::: Data for the task :::

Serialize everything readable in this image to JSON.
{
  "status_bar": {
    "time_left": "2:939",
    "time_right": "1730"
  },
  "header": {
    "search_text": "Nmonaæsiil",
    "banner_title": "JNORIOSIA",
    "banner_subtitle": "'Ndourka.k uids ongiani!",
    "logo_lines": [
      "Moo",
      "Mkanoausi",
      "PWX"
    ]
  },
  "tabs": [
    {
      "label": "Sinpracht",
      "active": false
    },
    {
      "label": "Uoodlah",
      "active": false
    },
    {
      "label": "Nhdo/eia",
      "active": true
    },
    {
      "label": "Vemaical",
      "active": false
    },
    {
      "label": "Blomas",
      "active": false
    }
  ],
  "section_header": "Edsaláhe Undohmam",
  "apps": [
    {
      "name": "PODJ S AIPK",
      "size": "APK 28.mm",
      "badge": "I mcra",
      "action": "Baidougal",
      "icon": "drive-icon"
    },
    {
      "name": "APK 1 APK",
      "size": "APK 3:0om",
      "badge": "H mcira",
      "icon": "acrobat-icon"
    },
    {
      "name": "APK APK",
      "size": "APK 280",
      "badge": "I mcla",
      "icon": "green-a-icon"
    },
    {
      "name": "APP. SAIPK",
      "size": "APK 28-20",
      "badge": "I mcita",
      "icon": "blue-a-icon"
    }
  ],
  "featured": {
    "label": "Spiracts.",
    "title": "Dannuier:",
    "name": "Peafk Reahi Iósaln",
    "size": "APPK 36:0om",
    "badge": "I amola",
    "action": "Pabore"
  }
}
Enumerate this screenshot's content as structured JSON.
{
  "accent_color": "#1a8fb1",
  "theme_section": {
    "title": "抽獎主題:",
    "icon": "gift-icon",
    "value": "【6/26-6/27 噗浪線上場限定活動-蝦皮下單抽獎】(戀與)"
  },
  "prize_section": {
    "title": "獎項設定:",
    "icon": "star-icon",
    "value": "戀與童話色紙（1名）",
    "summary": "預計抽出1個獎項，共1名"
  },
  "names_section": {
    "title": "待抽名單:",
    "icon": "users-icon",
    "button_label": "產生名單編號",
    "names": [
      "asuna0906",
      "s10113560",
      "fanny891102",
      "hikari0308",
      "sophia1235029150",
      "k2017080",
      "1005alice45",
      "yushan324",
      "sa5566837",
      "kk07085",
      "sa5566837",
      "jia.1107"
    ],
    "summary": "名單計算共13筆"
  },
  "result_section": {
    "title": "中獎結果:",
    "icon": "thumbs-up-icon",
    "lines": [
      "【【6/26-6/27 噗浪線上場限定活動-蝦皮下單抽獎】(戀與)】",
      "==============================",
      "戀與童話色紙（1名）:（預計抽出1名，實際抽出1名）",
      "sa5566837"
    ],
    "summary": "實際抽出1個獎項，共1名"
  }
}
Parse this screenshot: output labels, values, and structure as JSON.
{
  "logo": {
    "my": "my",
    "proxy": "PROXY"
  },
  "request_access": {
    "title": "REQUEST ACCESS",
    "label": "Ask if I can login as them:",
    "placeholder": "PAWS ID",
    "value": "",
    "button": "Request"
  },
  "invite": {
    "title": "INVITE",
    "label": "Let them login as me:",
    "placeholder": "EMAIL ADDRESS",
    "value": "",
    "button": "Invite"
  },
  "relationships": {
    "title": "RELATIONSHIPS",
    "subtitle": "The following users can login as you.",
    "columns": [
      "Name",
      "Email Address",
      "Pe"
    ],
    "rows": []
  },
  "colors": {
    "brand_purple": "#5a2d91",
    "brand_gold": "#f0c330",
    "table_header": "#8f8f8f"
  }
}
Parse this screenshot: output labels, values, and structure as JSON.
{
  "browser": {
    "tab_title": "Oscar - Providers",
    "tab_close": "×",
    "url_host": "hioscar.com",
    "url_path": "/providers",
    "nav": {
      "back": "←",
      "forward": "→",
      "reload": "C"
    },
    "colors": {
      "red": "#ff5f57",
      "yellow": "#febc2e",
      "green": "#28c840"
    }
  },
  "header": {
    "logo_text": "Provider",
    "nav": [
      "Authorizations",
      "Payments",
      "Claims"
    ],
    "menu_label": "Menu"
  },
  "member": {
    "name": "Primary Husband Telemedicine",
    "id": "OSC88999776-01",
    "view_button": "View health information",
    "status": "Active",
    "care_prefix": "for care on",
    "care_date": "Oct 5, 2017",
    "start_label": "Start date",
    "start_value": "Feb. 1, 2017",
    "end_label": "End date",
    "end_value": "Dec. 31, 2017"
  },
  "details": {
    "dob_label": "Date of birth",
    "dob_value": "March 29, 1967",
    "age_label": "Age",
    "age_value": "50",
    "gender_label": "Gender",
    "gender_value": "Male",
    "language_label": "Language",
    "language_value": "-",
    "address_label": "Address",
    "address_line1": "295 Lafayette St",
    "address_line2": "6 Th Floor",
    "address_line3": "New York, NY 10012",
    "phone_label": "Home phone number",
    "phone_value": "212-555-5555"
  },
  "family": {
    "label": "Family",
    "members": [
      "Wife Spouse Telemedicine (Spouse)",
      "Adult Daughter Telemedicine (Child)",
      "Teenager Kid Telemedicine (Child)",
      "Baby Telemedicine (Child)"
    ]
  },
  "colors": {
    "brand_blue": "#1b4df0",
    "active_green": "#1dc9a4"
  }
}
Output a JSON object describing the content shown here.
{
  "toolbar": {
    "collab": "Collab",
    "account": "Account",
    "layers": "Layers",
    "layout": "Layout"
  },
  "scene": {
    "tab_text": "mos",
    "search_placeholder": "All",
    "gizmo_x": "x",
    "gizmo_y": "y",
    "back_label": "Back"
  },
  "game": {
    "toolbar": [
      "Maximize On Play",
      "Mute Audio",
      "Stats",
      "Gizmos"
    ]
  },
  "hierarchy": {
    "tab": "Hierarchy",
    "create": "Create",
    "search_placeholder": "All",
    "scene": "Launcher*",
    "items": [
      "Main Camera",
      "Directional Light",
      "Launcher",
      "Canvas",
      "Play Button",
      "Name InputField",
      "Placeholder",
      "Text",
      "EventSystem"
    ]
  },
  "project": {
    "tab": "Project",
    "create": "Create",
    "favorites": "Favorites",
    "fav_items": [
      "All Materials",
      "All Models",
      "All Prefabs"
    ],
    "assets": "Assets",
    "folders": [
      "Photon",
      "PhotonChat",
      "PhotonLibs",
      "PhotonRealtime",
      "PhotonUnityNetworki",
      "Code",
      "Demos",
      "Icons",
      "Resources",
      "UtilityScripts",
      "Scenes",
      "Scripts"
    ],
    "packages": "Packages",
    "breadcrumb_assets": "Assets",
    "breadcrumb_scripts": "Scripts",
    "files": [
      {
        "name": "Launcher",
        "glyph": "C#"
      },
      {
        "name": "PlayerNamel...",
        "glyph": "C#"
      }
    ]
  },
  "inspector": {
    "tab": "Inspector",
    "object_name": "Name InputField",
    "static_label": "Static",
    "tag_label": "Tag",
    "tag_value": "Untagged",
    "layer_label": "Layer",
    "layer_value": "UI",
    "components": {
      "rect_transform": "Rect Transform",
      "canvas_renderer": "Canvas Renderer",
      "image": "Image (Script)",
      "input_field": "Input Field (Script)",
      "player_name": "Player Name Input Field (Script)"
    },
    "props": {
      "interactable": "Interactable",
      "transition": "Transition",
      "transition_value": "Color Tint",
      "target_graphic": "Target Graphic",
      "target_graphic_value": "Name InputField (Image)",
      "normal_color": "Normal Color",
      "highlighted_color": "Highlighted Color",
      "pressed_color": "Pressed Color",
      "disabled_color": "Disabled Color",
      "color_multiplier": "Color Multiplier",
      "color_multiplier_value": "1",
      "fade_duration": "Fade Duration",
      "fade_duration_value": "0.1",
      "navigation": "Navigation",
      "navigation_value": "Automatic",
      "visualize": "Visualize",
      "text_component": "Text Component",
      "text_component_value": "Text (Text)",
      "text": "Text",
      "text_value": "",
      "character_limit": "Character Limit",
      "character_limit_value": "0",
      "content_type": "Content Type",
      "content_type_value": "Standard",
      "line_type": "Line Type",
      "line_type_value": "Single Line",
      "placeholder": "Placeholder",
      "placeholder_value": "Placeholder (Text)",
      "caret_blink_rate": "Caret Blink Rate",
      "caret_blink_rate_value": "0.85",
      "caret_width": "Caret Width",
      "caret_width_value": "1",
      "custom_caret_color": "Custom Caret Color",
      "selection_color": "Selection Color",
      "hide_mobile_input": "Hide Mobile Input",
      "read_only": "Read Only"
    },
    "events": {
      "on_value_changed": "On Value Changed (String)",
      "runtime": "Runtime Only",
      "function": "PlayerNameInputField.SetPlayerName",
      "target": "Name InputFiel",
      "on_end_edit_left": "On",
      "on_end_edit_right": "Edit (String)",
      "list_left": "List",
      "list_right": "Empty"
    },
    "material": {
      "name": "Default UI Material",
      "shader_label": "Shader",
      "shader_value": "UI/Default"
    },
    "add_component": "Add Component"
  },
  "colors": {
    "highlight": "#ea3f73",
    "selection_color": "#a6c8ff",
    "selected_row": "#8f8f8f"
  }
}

:::

Objective:
Copy every line that contains the string "this".

Result below:
Serialize everything readable in this image to JSON.
Enumerate this screenshot's content as structured JSON.
Parse this screenshot: output labels, values, and structure as JSON.
Parse this screenshot: output labels, values, and structure as JSON.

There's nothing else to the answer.